— Given data —
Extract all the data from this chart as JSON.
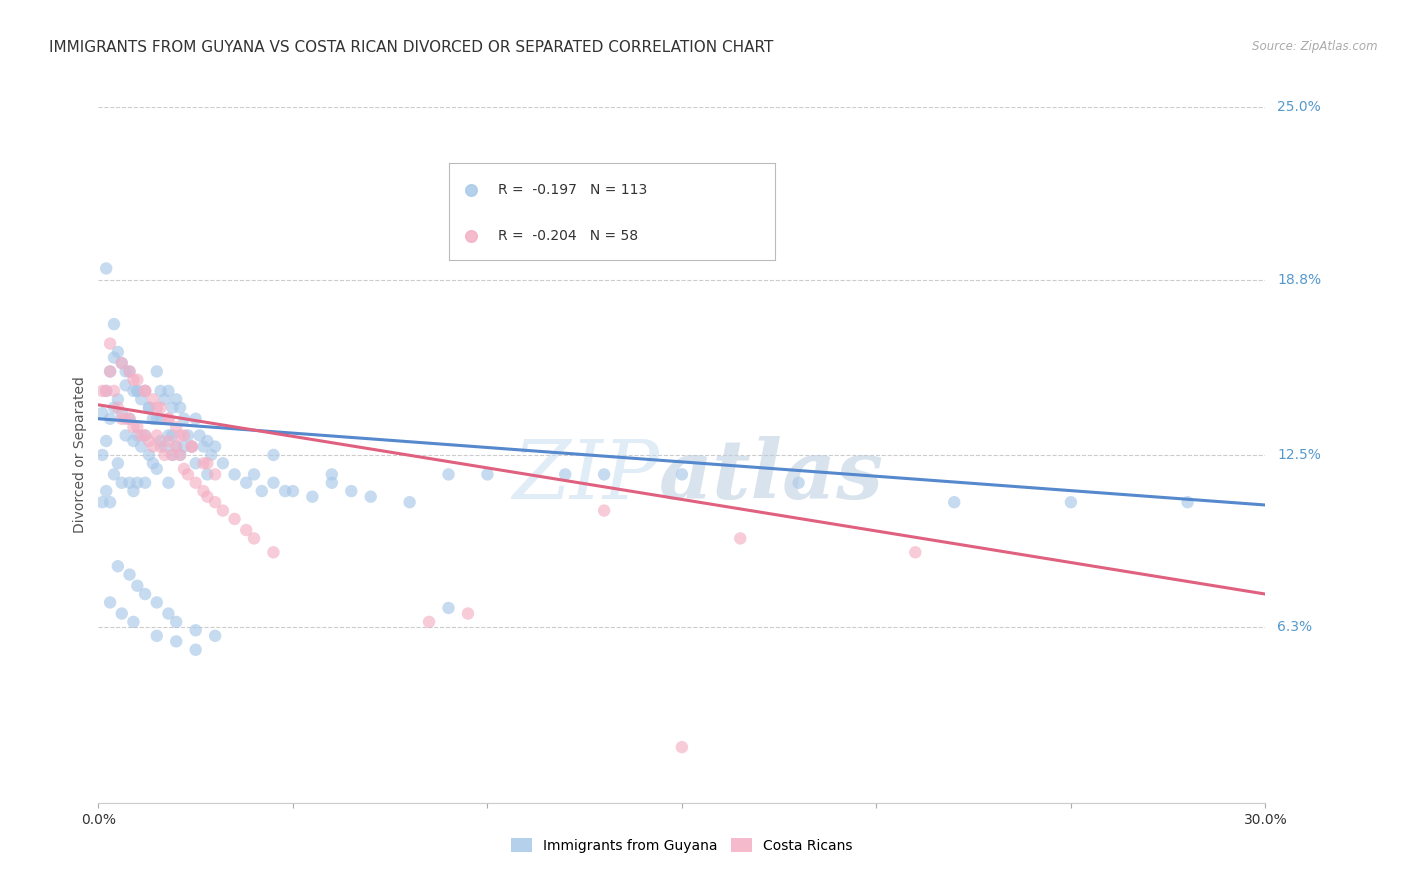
{
  "title": "IMMIGRANTS FROM GUYANA VS COSTA RICAN DIVORCED OR SEPARATED CORRELATION CHART",
  "source": "Source: ZipAtlas.com",
  "ylabel": "Divorced or Separated",
  "xlim": [
    0.0,
    0.3
  ],
  "ylim": [
    0.0,
    0.25
  ],
  "ytick_labels_right": [
    "25.0%",
    "18.8%",
    "12.5%",
    "6.3%"
  ],
  "ytick_positions_right": [
    0.25,
    0.188,
    0.125,
    0.063
  ],
  "color_blue": "#a8c8e8",
  "color_pink": "#f4afc4",
  "line_color_blue": "#5588cc",
  "line_color_pink": "#e06080",
  "legend_label1": "Immigrants from Guyana",
  "legend_label2": "Costa Ricans",
  "blue_line_y_start": 0.138,
  "blue_line_y_end": 0.107,
  "pink_line_y_start": 0.143,
  "pink_line_y_end": 0.075,
  "marker_size": 80,
  "marker_alpha": 0.65,
  "grid_color": "#cccccc",
  "background_color": "#ffffff",
  "title_fontsize": 11,
  "right_label_color": "#5599cc",
  "blue_scatter_x": [
    0.001,
    0.001,
    0.001,
    0.002,
    0.002,
    0.002,
    0.003,
    0.003,
    0.003,
    0.004,
    0.004,
    0.004,
    0.005,
    0.005,
    0.005,
    0.006,
    0.006,
    0.006,
    0.007,
    0.007,
    0.008,
    0.008,
    0.008,
    0.009,
    0.009,
    0.009,
    0.01,
    0.01,
    0.01,
    0.011,
    0.011,
    0.012,
    0.012,
    0.012,
    0.013,
    0.013,
    0.014,
    0.014,
    0.015,
    0.015,
    0.015,
    0.016,
    0.016,
    0.017,
    0.017,
    0.018,
    0.018,
    0.018,
    0.019,
    0.019,
    0.02,
    0.02,
    0.021,
    0.021,
    0.022,
    0.023,
    0.024,
    0.025,
    0.026,
    0.027,
    0.028,
    0.029,
    0.03,
    0.032,
    0.035,
    0.038,
    0.04,
    0.042,
    0.045,
    0.048,
    0.05,
    0.055,
    0.06,
    0.065,
    0.07,
    0.08,
    0.09,
    0.1,
    0.12,
    0.13,
    0.15,
    0.18,
    0.22,
    0.25,
    0.28,
    0.005,
    0.008,
    0.01,
    0.012,
    0.015,
    0.018,
    0.02,
    0.025,
    0.03,
    0.003,
    0.006,
    0.009,
    0.015,
    0.02,
    0.025,
    0.002,
    0.004,
    0.007,
    0.01,
    0.013,
    0.016,
    0.019,
    0.022,
    0.025,
    0.028,
    0.06,
    0.045,
    0.09
  ],
  "blue_scatter_y": [
    0.14,
    0.125,
    0.108,
    0.148,
    0.13,
    0.112,
    0.155,
    0.138,
    0.108,
    0.16,
    0.142,
    0.118,
    0.162,
    0.145,
    0.122,
    0.158,
    0.14,
    0.115,
    0.15,
    0.132,
    0.155,
    0.138,
    0.115,
    0.148,
    0.13,
    0.112,
    0.148,
    0.132,
    0.115,
    0.145,
    0.128,
    0.148,
    0.132,
    0.115,
    0.142,
    0.125,
    0.138,
    0.122,
    0.155,
    0.138,
    0.12,
    0.148,
    0.13,
    0.145,
    0.128,
    0.148,
    0.132,
    0.115,
    0.142,
    0.125,
    0.145,
    0.128,
    0.142,
    0.125,
    0.138,
    0.132,
    0.128,
    0.138,
    0.132,
    0.128,
    0.13,
    0.125,
    0.128,
    0.122,
    0.118,
    0.115,
    0.118,
    0.112,
    0.115,
    0.112,
    0.112,
    0.11,
    0.115,
    0.112,
    0.11,
    0.108,
    0.118,
    0.118,
    0.118,
    0.118,
    0.118,
    0.115,
    0.108,
    0.108,
    0.108,
    0.085,
    0.082,
    0.078,
    0.075,
    0.072,
    0.068,
    0.065,
    0.062,
    0.06,
    0.072,
    0.068,
    0.065,
    0.06,
    0.058,
    0.055,
    0.192,
    0.172,
    0.155,
    0.148,
    0.142,
    0.138,
    0.132,
    0.128,
    0.122,
    0.118,
    0.118,
    0.125,
    0.07
  ],
  "pink_scatter_x": [
    0.001,
    0.002,
    0.003,
    0.004,
    0.005,
    0.006,
    0.007,
    0.008,
    0.009,
    0.01,
    0.011,
    0.012,
    0.013,
    0.014,
    0.015,
    0.016,
    0.017,
    0.018,
    0.019,
    0.02,
    0.021,
    0.022,
    0.023,
    0.025,
    0.027,
    0.028,
    0.03,
    0.032,
    0.035,
    0.038,
    0.04,
    0.045,
    0.008,
    0.01,
    0.012,
    0.014,
    0.016,
    0.018,
    0.02,
    0.022,
    0.024,
    0.027,
    0.03,
    0.003,
    0.006,
    0.009,
    0.012,
    0.015,
    0.018,
    0.021,
    0.024,
    0.028,
    0.13,
    0.165,
    0.21,
    0.095,
    0.085,
    0.15
  ],
  "pink_scatter_y": [
    0.148,
    0.148,
    0.155,
    0.148,
    0.142,
    0.138,
    0.138,
    0.138,
    0.135,
    0.135,
    0.132,
    0.132,
    0.13,
    0.128,
    0.132,
    0.128,
    0.125,
    0.13,
    0.125,
    0.128,
    0.125,
    0.12,
    0.118,
    0.115,
    0.112,
    0.11,
    0.108,
    0.105,
    0.102,
    0.098,
    0.095,
    0.09,
    0.155,
    0.152,
    0.148,
    0.145,
    0.142,
    0.138,
    0.135,
    0.132,
    0.128,
    0.122,
    0.118,
    0.165,
    0.158,
    0.152,
    0.148,
    0.142,
    0.138,
    0.132,
    0.128,
    0.122,
    0.105,
    0.095,
    0.09,
    0.068,
    0.065,
    0.02
  ]
}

— To be done —
Each line of the data is to be duplicated exactly; pictures stay out of the copy.

— Result of the task —
Extract all the data from this chart as JSON.
{
  "title": "IMMIGRANTS FROM GUYANA VS COSTA RICAN DIVORCED OR SEPARATED CORRELATION CHART",
  "source": "Source: ZipAtlas.com",
  "ylabel": "Divorced or Separated",
  "xlim": [
    0.0,
    0.3
  ],
  "ylim": [
    0.0,
    0.25
  ],
  "ytick_labels_right": [
    "25.0%",
    "18.8%",
    "12.5%",
    "6.3%"
  ],
  "ytick_positions_right": [
    0.25,
    0.188,
    0.125,
    0.063
  ],
  "color_blue": "#a8c8e8",
  "color_pink": "#f4afc4",
  "line_color_blue": "#5588cc",
  "line_color_pink": "#e06080",
  "legend_label1": "Immigrants from Guyana",
  "legend_label2": "Costa Ricans",
  "blue_line_y_start": 0.138,
  "blue_line_y_end": 0.107,
  "pink_line_y_start": 0.143,
  "pink_line_y_end": 0.075,
  "marker_size": 80,
  "marker_alpha": 0.65,
  "grid_color": "#cccccc",
  "background_color": "#ffffff",
  "title_fontsize": 11,
  "right_label_color": "#5599cc",
  "blue_scatter_x": [
    0.001,
    0.001,
    0.001,
    0.002,
    0.002,
    0.002,
    0.003,
    0.003,
    0.003,
    0.004,
    0.004,
    0.004,
    0.005,
    0.005,
    0.005,
    0.006,
    0.006,
    0.006,
    0.007,
    0.007,
    0.008,
    0.008,
    0.008,
    0.009,
    0.009,
    0.009,
    0.01,
    0.01,
    0.01,
    0.011,
    0.011,
    0.012,
    0.012,
    0.012,
    0.013,
    0.013,
    0.014,
    0.014,
    0.015,
    0.015,
    0.015,
    0.016,
    0.016,
    0.017,
    0.017,
    0.018,
    0.018,
    0.018,
    0.019,
    0.019,
    0.02,
    0.02,
    0.021,
    0.021,
    0.022,
    0.023,
    0.024,
    0.025,
    0.026,
    0.027,
    0.028,
    0.029,
    0.03,
    0.032,
    0.035,
    0.038,
    0.04,
    0.042,
    0.045,
    0.048,
    0.05,
    0.055,
    0.06,
    0.065,
    0.07,
    0.08,
    0.09,
    0.1,
    0.12,
    0.13,
    0.15,
    0.18,
    0.22,
    0.25,
    0.28,
    0.005,
    0.008,
    0.01,
    0.012,
    0.015,
    0.018,
    0.02,
    0.025,
    0.03,
    0.003,
    0.006,
    0.009,
    0.015,
    0.02,
    0.025,
    0.002,
    0.004,
    0.007,
    0.01,
    0.013,
    0.016,
    0.019,
    0.022,
    0.025,
    0.028,
    0.06,
    0.045,
    0.09
  ],
  "blue_scatter_y": [
    0.14,
    0.125,
    0.108,
    0.148,
    0.13,
    0.112,
    0.155,
    0.138,
    0.108,
    0.16,
    0.142,
    0.118,
    0.162,
    0.145,
    0.122,
    0.158,
    0.14,
    0.115,
    0.15,
    0.132,
    0.155,
    0.138,
    0.115,
    0.148,
    0.13,
    0.112,
    0.148,
    0.132,
    0.115,
    0.145,
    0.128,
    0.148,
    0.132,
    0.115,
    0.142,
    0.125,
    0.138,
    0.122,
    0.155,
    0.138,
    0.12,
    0.148,
    0.13,
    0.145,
    0.128,
    0.148,
    0.132,
    0.115,
    0.142,
    0.125,
    0.145,
    0.128,
    0.142,
    0.125,
    0.138,
    0.132,
    0.128,
    0.138,
    0.132,
    0.128,
    0.13,
    0.125,
    0.128,
    0.122,
    0.118,
    0.115,
    0.118,
    0.112,
    0.115,
    0.112,
    0.112,
    0.11,
    0.115,
    0.112,
    0.11,
    0.108,
    0.118,
    0.118,
    0.118,
    0.118,
    0.118,
    0.115,
    0.108,
    0.108,
    0.108,
    0.085,
    0.082,
    0.078,
    0.075,
    0.072,
    0.068,
    0.065,
    0.062,
    0.06,
    0.072,
    0.068,
    0.065,
    0.06,
    0.058,
    0.055,
    0.192,
    0.172,
    0.155,
    0.148,
    0.142,
    0.138,
    0.132,
    0.128,
    0.122,
    0.118,
    0.118,
    0.125,
    0.07
  ],
  "pink_scatter_x": [
    0.001,
    0.002,
    0.003,
    0.004,
    0.005,
    0.006,
    0.007,
    0.008,
    0.009,
    0.01,
    0.011,
    0.012,
    0.013,
    0.014,
    0.015,
    0.016,
    0.017,
    0.018,
    0.019,
    0.02,
    0.021,
    0.022,
    0.023,
    0.025,
    0.027,
    0.028,
    0.03,
    0.032,
    0.035,
    0.038,
    0.04,
    0.045,
    0.008,
    0.01,
    0.012,
    0.014,
    0.016,
    0.018,
    0.02,
    0.022,
    0.024,
    0.027,
    0.03,
    0.003,
    0.006,
    0.009,
    0.012,
    0.015,
    0.018,
    0.021,
    0.024,
    0.028,
    0.13,
    0.165,
    0.21,
    0.095,
    0.085,
    0.15
  ],
  "pink_scatter_y": [
    0.148,
    0.148,
    0.155,
    0.148,
    0.142,
    0.138,
    0.138,
    0.138,
    0.135,
    0.135,
    0.132,
    0.132,
    0.13,
    0.128,
    0.132,
    0.128,
    0.125,
    0.13,
    0.125,
    0.128,
    0.125,
    0.12,
    0.118,
    0.115,
    0.112,
    0.11,
    0.108,
    0.105,
    0.102,
    0.098,
    0.095,
    0.09,
    0.155,
    0.152,
    0.148,
    0.145,
    0.142,
    0.138,
    0.135,
    0.132,
    0.128,
    0.122,
    0.118,
    0.165,
    0.158,
    0.152,
    0.148,
    0.142,
    0.138,
    0.132,
    0.128,
    0.122,
    0.105,
    0.095,
    0.09,
    0.068,
    0.065,
    0.02
  ]
}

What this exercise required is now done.